[Begin]

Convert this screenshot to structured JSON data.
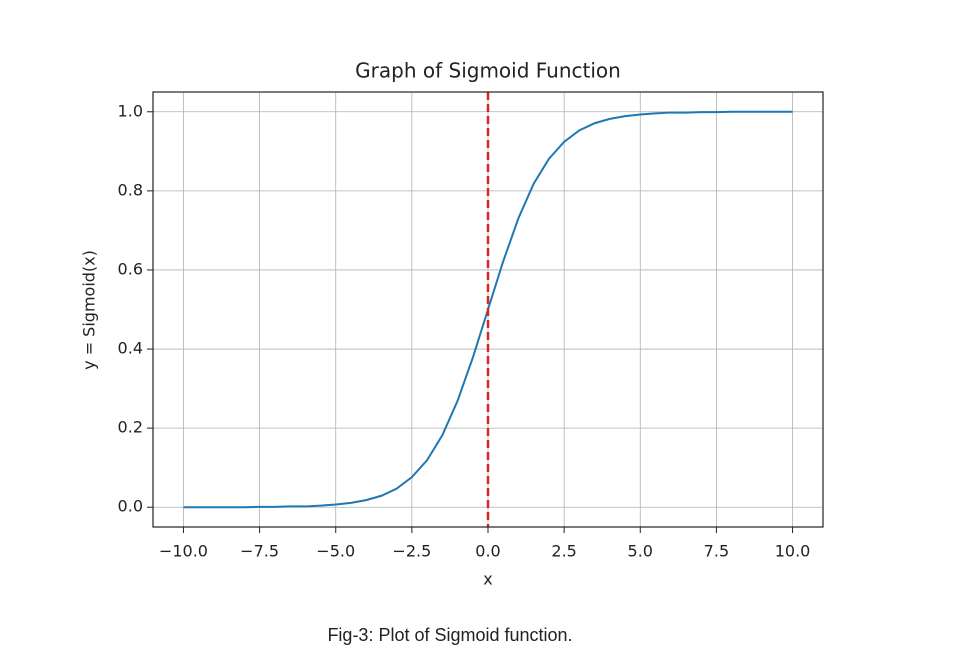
{
  "chart_data": {
    "type": "line",
    "title": "Graph of Sigmoid Function",
    "x_label": "x",
    "y_label": "y = Sigmoid(x)",
    "x": [
      -10,
      -9.5,
      -9,
      -8.5,
      -8,
      -7.5,
      -7,
      -6.5,
      -6,
      -5.5,
      -5,
      -4.5,
      -4,
      -3.5,
      -3,
      -2.5,
      -2,
      -1.5,
      -1,
      -0.5,
      0,
      0.5,
      1,
      1.5,
      2,
      2.5,
      3,
      3.5,
      4,
      4.5,
      5,
      5.5,
      6,
      6.5,
      7,
      7.5,
      8,
      8.5,
      9,
      9.5,
      10
    ],
    "series": [
      {
        "color": "#1f77b4",
        "values": [
          0.0,
          0.0,
          0.0,
          0.0,
          0.0,
          0.001,
          0.001,
          0.002,
          0.002,
          0.004,
          0.007,
          0.011,
          0.018,
          0.029,
          0.047,
          0.076,
          0.119,
          0.182,
          0.269,
          0.378,
          0.5,
          0.622,
          0.731,
          0.818,
          0.881,
          0.924,
          0.953,
          0.971,
          0.982,
          0.989,
          0.993,
          0.996,
          0.998,
          0.998,
          0.999,
          0.999,
          1.0,
          1.0,
          1.0,
          1.0,
          1.0
        ]
      }
    ],
    "vline": {
      "x": 0,
      "color": "#d62728"
    },
    "xlim": [
      -11,
      11
    ],
    "xticks": [
      {
        "value": -10,
        "label": "−10.0"
      },
      {
        "value": -7.5,
        "label": "−7.5"
      },
      {
        "value": -5,
        "label": "−5.0"
      },
      {
        "value": -2.5,
        "label": "−2.5"
      },
      {
        "value": 0,
        "label": "0.0"
      },
      {
        "value": 2.5,
        "label": "2.5"
      },
      {
        "value": 5,
        "label": "5.0"
      },
      {
        "value": 7.5,
        "label": "7.5"
      },
      {
        "value": 10,
        "label": "10.0"
      }
    ],
    "ylim": [
      -0.05,
      1.05
    ],
    "yticks": [
      {
        "value": 0,
        "label": "0.0"
      },
      0.2,
      0.4,
      0.6,
      0.8,
      {
        "value": 1,
        "label": "1.0"
      }
    ],
    "grid": true
  },
  "caption": "Fig-3: Plot of Sigmoid function."
}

[End]

Written instruction: Determine the number of lines where the string "Sigmoid" occurs, and give that number only.

Solution to the problem: 3